Requirement
Will you transcribe the entries that follow, exactly and in full?

▬▬▬▬▬▬

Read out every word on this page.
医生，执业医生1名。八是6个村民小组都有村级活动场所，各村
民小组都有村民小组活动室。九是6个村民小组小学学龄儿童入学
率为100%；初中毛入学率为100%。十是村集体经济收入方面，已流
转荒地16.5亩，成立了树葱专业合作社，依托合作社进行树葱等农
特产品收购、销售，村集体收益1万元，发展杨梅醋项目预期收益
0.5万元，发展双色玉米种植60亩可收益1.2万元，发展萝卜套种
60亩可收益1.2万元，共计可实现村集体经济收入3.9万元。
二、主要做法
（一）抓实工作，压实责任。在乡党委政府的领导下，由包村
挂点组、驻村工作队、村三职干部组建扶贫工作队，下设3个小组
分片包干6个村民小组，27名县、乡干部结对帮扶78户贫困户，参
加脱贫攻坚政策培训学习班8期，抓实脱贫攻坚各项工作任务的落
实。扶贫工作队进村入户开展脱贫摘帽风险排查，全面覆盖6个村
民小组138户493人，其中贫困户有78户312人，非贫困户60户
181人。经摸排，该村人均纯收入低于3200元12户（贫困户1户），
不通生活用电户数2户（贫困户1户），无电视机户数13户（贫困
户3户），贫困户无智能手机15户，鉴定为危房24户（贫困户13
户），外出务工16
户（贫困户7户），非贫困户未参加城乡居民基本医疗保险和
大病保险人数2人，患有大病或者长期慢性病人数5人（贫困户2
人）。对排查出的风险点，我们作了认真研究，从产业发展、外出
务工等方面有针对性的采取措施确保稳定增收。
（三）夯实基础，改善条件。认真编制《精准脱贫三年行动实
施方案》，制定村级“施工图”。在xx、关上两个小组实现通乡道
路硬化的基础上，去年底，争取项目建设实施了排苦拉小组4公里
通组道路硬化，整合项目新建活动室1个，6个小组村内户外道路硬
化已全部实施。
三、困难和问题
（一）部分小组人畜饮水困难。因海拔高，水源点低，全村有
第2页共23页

▬▬▬▬▬▬

Result of this task
Read out every word on this page.
医生，执业医生1名。八是6个村民小组都有村级活动场所，各村
民小组都有村民小组活动室。九是6个村民小组小学学龄儿童入学
率为100%；初中毛入学率为100%。十是村集体经济收入方面，已流
转荒地16.5亩，成立了树葱专业合作社，依托合作社进行树葱等农
特产品收购、销售，村集体收益1万元，发展杨梅醋项目预期收益
0.5万元，发展双色玉米种植60亩可收益1.2万元，发展萝卜套种
60亩可收益1.2万元，共计可实现村集体经济收入3.9万元。
二、主要做法
（一）抓实工作，压实责任。在乡党委政府的领导下，由包村
挂点组、驻村工作队、村三职干部组建扶贫工作队，下设3个小组
分片包干6个村民小组，27名县、乡干部结对帮扶78户贫困户，参
加脱贫攻坚政策培训学习班8期，抓实脱贫攻坚各项工作任务的落
实。扶贫工作队进村入户开展脱贫摘帽风险排查，全面覆盖6个村
民小组138户493人，其中贫困户有78户312人，非贫困户60户
181人。经摸排，该村人均纯收入低于3200元12户（贫困户1户），
不通生活用电户数2户（贫困户1户），无电视机户数13户（贫困
户3户），贫困户无智能手机15户，鉴定为危房24户（贫困户13
户），外出务工16
户（贫困户7户），非贫困户未参加城乡居民基本医疗保险和
大病保险人数2人，患有大病或者长期慢性病人数5人（贫困户2
人）。对排查出的风险点，我们作了认真研究，从产业发展、外出
务工等方面有针对性的采取措施确保稳定增收。
（三）夯实基础，改善条件。认真编制《精准脱贫三年行动实
施方案》，制定村级“施工图”。在xx、关上两个小组实现通乡道
路硬化的基础上，去年底，争取项目建设实施了排苦拉小组4公里
通组道路硬化，整合项目新建活动室1个，6个小组村内户外道路硬
化已全部实施。
三、困难和问题
（一）部分小组人畜饮水困难。因海拔高，水源点低，全村有
第2页共23页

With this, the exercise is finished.